* **WHAT TO DO**: Transcribe each of the records below exactly, excluding all pictures.

***** DATA LINES

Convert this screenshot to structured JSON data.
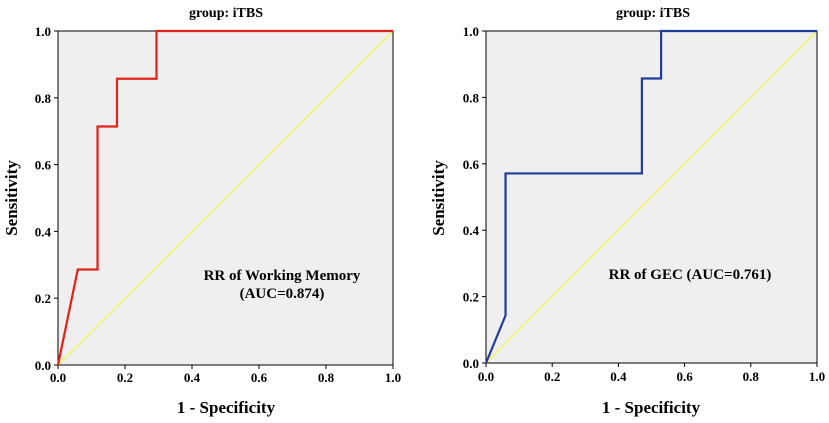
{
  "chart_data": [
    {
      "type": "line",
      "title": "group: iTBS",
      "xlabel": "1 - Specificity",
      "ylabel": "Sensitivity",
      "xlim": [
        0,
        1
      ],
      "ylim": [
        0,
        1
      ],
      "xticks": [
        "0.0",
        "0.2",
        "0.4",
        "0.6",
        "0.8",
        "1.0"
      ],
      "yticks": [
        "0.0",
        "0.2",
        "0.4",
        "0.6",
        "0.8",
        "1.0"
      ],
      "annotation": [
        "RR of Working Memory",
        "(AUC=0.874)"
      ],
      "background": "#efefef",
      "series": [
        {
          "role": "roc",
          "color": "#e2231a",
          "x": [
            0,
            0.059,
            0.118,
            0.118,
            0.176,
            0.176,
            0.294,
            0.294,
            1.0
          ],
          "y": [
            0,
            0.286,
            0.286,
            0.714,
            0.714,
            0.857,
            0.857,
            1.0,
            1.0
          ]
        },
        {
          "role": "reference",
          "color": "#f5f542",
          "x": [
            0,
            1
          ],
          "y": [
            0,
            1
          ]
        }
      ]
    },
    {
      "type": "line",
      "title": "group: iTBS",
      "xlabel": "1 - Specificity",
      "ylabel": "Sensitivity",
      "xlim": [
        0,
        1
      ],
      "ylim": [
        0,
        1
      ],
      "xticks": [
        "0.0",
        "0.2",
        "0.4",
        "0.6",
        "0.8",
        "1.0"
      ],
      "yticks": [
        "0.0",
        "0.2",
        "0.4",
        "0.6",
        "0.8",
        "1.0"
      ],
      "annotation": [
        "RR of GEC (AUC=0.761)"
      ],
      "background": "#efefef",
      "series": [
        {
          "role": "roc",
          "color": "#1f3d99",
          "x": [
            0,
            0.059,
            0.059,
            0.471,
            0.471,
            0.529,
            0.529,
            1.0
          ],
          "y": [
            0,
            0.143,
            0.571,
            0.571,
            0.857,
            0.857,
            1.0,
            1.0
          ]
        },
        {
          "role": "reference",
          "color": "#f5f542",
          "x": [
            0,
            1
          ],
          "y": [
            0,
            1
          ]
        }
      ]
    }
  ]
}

**********

* **SOLUTION TO THIS TASK**:
Convert this screenshot to structured JSON data.
{
  "chart_data": [
    {
      "type": "line",
      "title": "group: iTBS",
      "xlabel": "1 - Specificity",
      "ylabel": "Sensitivity",
      "xlim": [
        0,
        1
      ],
      "ylim": [
        0,
        1
      ],
      "xticks": [
        "0.0",
        "0.2",
        "0.4",
        "0.6",
        "0.8",
        "1.0"
      ],
      "yticks": [
        "0.0",
        "0.2",
        "0.4",
        "0.6",
        "0.8",
        "1.0"
      ],
      "annotation": [
        "RR of Working Memory",
        "(AUC=0.874)"
      ],
      "background": "#efefef",
      "series": [
        {
          "role": "roc",
          "color": "#e2231a",
          "x": [
            0,
            0.059,
            0.118,
            0.118,
            0.176,
            0.176,
            0.294,
            0.294,
            1.0
          ],
          "y": [
            0,
            0.286,
            0.286,
            0.714,
            0.714,
            0.857,
            0.857,
            1.0,
            1.0
          ]
        },
        {
          "role": "reference",
          "color": "#f5f542",
          "x": [
            0,
            1
          ],
          "y": [
            0,
            1
          ]
        }
      ]
    },
    {
      "type": "line",
      "title": "group: iTBS",
      "xlabel": "1 - Specificity",
      "ylabel": "Sensitivity",
      "xlim": [
        0,
        1
      ],
      "ylim": [
        0,
        1
      ],
      "xticks": [
        "0.0",
        "0.2",
        "0.4",
        "0.6",
        "0.8",
        "1.0"
      ],
      "yticks": [
        "0.0",
        "0.2",
        "0.4",
        "0.6",
        "0.8",
        "1.0"
      ],
      "annotation": [
        "RR of GEC (AUC=0.761)"
      ],
      "background": "#efefef",
      "series": [
        {
          "role": "roc",
          "color": "#1f3d99",
          "x": [
            0,
            0.059,
            0.059,
            0.471,
            0.471,
            0.529,
            0.529,
            1.0
          ],
          "y": [
            0,
            0.143,
            0.571,
            0.571,
            0.857,
            0.857,
            1.0,
            1.0
          ]
        },
        {
          "role": "reference",
          "color": "#f5f542",
          "x": [
            0,
            1
          ],
          "y": [
            0,
            1
          ]
        }
      ]
    }
  ]
}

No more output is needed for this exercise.